**Supplied material:**
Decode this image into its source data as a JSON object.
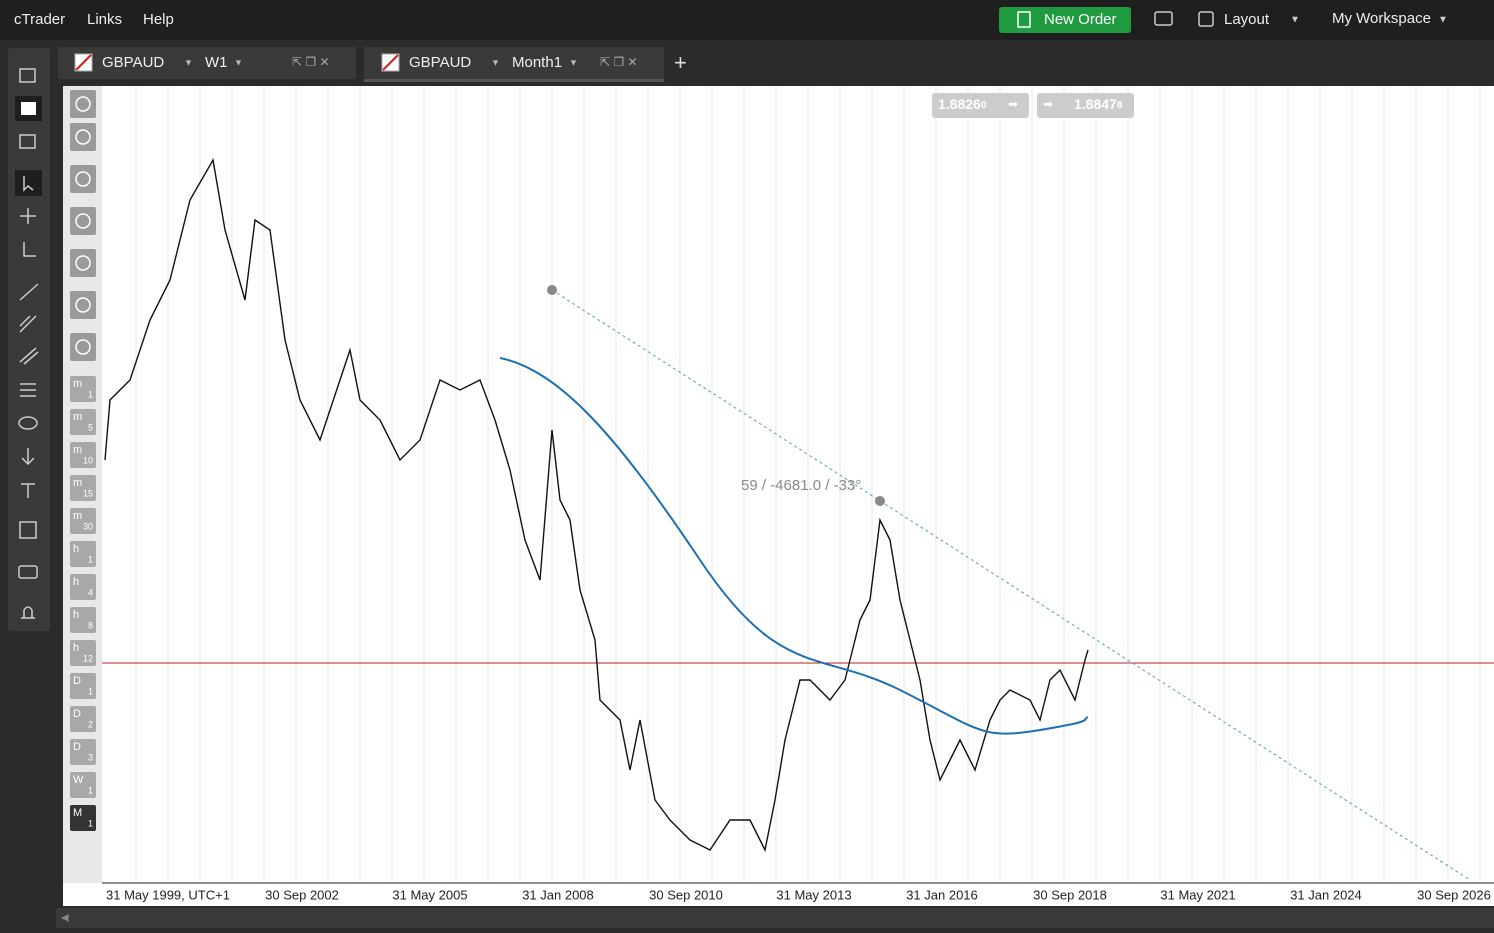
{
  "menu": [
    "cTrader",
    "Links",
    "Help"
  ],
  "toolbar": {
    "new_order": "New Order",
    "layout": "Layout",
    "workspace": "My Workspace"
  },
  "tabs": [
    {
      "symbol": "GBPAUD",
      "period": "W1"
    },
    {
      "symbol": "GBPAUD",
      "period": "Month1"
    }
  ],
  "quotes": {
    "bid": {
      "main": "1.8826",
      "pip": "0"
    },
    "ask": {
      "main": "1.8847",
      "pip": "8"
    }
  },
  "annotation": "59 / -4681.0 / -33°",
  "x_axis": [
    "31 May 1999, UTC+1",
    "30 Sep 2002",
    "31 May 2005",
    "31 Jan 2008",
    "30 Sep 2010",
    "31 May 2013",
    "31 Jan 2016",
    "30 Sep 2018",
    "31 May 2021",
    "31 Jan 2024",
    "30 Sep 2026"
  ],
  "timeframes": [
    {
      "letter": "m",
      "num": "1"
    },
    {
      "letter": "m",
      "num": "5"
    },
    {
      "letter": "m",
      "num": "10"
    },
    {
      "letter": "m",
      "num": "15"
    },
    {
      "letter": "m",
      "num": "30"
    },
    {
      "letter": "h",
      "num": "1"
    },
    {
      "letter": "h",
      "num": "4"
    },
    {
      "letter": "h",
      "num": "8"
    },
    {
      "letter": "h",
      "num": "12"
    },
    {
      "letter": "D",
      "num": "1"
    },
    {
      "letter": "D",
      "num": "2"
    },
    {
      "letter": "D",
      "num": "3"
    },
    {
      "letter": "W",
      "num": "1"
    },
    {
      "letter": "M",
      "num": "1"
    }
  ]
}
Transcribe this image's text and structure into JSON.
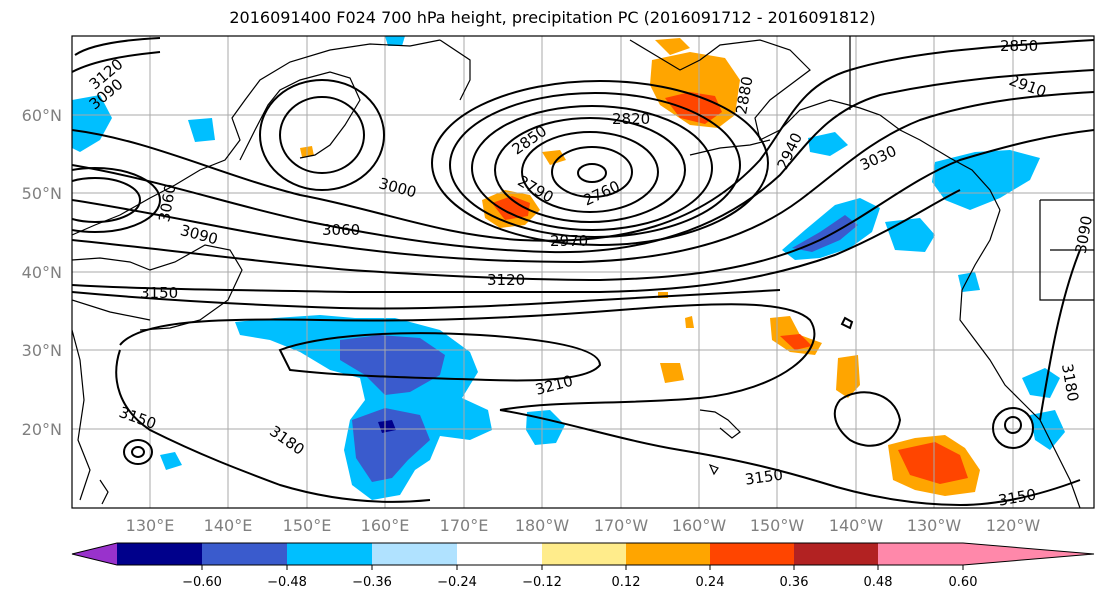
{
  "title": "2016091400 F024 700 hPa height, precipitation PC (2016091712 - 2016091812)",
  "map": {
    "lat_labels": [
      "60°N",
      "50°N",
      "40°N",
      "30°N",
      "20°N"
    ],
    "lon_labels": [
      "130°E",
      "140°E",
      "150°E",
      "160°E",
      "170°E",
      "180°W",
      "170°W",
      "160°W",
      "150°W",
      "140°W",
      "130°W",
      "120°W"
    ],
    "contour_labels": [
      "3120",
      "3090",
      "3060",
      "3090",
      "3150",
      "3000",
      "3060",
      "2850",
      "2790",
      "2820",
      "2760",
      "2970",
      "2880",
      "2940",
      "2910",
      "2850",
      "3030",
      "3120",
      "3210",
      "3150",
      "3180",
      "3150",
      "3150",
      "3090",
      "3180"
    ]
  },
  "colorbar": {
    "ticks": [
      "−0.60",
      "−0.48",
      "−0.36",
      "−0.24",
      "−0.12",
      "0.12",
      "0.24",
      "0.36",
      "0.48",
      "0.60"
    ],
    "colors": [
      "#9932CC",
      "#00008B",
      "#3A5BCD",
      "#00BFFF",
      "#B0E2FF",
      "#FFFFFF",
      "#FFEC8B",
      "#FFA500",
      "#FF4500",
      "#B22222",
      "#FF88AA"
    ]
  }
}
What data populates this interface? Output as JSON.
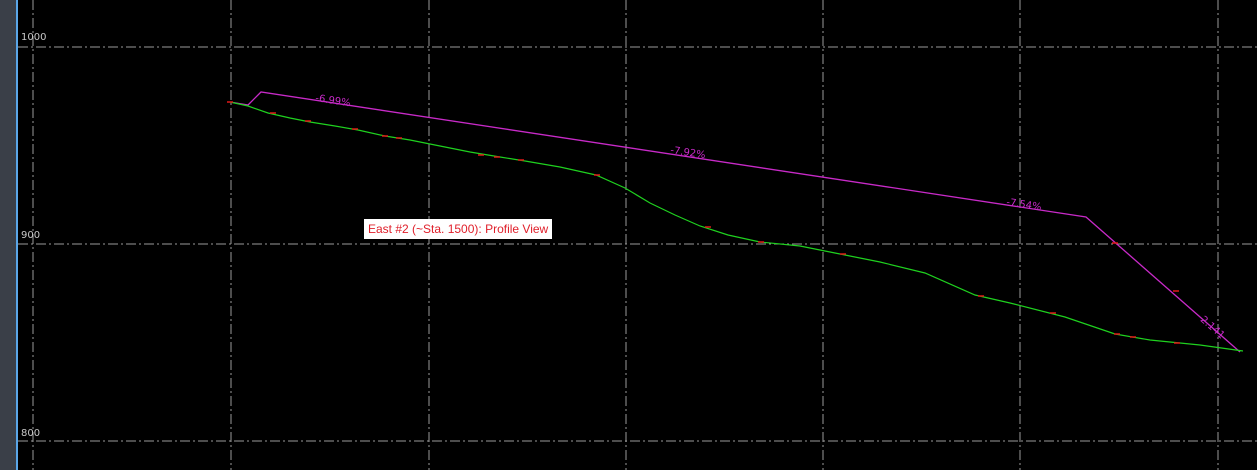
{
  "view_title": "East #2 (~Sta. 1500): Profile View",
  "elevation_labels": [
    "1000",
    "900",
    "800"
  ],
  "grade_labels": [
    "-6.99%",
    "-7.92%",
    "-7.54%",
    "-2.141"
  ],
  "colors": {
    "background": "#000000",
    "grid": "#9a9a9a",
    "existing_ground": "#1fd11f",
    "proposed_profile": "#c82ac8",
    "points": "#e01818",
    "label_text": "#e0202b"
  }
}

--

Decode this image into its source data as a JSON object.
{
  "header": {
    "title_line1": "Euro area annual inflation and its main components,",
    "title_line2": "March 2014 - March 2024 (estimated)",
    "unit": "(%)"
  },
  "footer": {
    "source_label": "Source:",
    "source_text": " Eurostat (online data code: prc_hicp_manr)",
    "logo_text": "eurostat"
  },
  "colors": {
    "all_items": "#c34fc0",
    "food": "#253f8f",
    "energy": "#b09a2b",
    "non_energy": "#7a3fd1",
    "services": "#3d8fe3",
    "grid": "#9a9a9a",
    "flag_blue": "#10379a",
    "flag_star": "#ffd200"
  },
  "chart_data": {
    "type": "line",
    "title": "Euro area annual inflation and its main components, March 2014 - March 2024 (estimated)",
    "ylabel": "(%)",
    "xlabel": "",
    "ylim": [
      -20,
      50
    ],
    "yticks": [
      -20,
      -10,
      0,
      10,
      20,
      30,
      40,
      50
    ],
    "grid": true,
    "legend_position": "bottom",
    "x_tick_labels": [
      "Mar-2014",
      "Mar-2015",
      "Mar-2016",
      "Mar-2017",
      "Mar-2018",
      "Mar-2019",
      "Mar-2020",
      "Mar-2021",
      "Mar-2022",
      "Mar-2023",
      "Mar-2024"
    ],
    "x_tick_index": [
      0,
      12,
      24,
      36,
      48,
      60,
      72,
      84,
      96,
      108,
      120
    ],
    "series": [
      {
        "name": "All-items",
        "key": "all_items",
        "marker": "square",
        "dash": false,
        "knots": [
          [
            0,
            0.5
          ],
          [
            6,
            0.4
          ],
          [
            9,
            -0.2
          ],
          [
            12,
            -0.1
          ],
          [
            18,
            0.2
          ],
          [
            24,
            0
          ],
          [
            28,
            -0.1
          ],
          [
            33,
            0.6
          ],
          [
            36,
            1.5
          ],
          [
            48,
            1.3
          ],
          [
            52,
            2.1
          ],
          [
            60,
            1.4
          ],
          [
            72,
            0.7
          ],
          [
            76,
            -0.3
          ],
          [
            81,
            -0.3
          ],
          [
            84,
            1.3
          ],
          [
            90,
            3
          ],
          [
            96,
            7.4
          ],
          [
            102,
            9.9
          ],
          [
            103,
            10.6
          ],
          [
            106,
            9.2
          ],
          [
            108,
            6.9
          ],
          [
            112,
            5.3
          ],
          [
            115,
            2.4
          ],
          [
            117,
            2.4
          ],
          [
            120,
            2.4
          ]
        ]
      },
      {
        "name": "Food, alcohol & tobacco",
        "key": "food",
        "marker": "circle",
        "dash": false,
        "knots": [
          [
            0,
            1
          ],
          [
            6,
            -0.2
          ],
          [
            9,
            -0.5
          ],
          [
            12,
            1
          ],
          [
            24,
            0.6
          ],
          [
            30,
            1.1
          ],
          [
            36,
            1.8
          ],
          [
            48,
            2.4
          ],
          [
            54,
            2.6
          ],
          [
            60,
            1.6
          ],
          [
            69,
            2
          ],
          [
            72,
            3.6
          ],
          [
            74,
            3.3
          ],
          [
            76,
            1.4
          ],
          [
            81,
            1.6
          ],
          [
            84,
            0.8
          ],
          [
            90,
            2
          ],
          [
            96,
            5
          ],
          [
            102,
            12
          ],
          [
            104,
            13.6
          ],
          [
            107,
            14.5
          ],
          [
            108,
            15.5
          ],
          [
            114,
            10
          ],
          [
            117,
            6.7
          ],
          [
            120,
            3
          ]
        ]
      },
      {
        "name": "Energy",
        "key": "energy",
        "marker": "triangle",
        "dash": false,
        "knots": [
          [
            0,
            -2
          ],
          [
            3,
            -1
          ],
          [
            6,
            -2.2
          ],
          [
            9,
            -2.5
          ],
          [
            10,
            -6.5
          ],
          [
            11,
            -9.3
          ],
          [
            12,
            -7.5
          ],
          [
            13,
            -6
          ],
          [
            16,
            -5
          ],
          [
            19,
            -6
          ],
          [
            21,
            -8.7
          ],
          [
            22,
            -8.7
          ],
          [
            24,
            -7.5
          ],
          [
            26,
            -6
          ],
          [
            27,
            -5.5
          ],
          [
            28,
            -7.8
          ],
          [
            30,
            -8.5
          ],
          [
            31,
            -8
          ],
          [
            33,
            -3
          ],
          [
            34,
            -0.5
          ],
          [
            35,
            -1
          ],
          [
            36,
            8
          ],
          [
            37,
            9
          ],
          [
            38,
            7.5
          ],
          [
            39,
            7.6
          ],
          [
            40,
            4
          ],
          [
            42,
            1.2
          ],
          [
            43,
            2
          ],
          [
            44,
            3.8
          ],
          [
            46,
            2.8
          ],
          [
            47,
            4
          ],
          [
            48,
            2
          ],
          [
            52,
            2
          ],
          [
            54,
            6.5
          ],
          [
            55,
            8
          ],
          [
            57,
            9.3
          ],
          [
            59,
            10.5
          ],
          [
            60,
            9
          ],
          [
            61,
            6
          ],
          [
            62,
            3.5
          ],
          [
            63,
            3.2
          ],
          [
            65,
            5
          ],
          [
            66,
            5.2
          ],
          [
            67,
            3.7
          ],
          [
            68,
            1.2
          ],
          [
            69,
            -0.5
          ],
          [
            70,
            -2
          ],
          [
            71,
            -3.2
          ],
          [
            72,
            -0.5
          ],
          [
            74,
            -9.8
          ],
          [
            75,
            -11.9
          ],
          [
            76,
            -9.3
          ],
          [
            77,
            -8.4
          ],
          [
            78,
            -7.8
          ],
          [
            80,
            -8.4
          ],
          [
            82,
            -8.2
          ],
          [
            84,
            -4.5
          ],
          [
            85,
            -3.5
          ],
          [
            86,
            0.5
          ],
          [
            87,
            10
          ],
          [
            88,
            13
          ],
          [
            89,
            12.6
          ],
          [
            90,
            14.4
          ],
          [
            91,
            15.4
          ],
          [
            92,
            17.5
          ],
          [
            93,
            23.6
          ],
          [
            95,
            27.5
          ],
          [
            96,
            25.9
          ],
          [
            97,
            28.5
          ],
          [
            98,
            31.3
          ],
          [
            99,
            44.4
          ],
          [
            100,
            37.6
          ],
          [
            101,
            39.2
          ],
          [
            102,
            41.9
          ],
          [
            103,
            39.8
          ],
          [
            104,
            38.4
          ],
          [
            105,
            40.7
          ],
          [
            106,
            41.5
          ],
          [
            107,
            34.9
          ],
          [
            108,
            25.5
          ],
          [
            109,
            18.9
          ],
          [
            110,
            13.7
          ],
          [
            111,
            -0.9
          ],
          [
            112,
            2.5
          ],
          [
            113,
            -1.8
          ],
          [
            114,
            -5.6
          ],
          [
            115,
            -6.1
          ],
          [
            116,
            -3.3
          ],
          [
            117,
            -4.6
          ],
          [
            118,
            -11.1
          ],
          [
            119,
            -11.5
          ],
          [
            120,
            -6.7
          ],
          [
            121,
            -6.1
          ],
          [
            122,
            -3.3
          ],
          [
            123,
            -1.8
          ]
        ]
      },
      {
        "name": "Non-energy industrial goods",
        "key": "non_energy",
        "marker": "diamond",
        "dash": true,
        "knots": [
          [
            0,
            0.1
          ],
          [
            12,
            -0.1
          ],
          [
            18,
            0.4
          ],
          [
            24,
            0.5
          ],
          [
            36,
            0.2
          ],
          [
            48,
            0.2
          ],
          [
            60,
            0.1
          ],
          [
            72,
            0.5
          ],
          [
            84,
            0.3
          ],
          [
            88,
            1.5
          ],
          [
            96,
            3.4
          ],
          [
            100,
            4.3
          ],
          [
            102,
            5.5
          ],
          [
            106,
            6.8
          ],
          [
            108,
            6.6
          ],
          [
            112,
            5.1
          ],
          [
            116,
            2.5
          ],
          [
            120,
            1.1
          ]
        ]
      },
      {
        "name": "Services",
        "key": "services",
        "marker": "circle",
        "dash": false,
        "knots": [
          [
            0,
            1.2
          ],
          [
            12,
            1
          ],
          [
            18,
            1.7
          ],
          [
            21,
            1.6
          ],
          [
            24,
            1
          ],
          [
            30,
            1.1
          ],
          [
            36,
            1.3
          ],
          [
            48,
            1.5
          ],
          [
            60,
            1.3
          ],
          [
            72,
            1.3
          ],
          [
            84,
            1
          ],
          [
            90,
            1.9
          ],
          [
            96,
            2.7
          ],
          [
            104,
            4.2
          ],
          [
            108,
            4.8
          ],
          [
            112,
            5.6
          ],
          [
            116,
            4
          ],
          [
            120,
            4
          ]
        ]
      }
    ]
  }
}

**Brief:**
Show all lines from the data above in which the word "JSON" appears.

**Completed task:**
Decode this image into its source data as a JSON object.
Transcribe this image's text and structure into JSON.
What data populates this interface? Output as JSON.
Decode this image into its source data as a JSON object.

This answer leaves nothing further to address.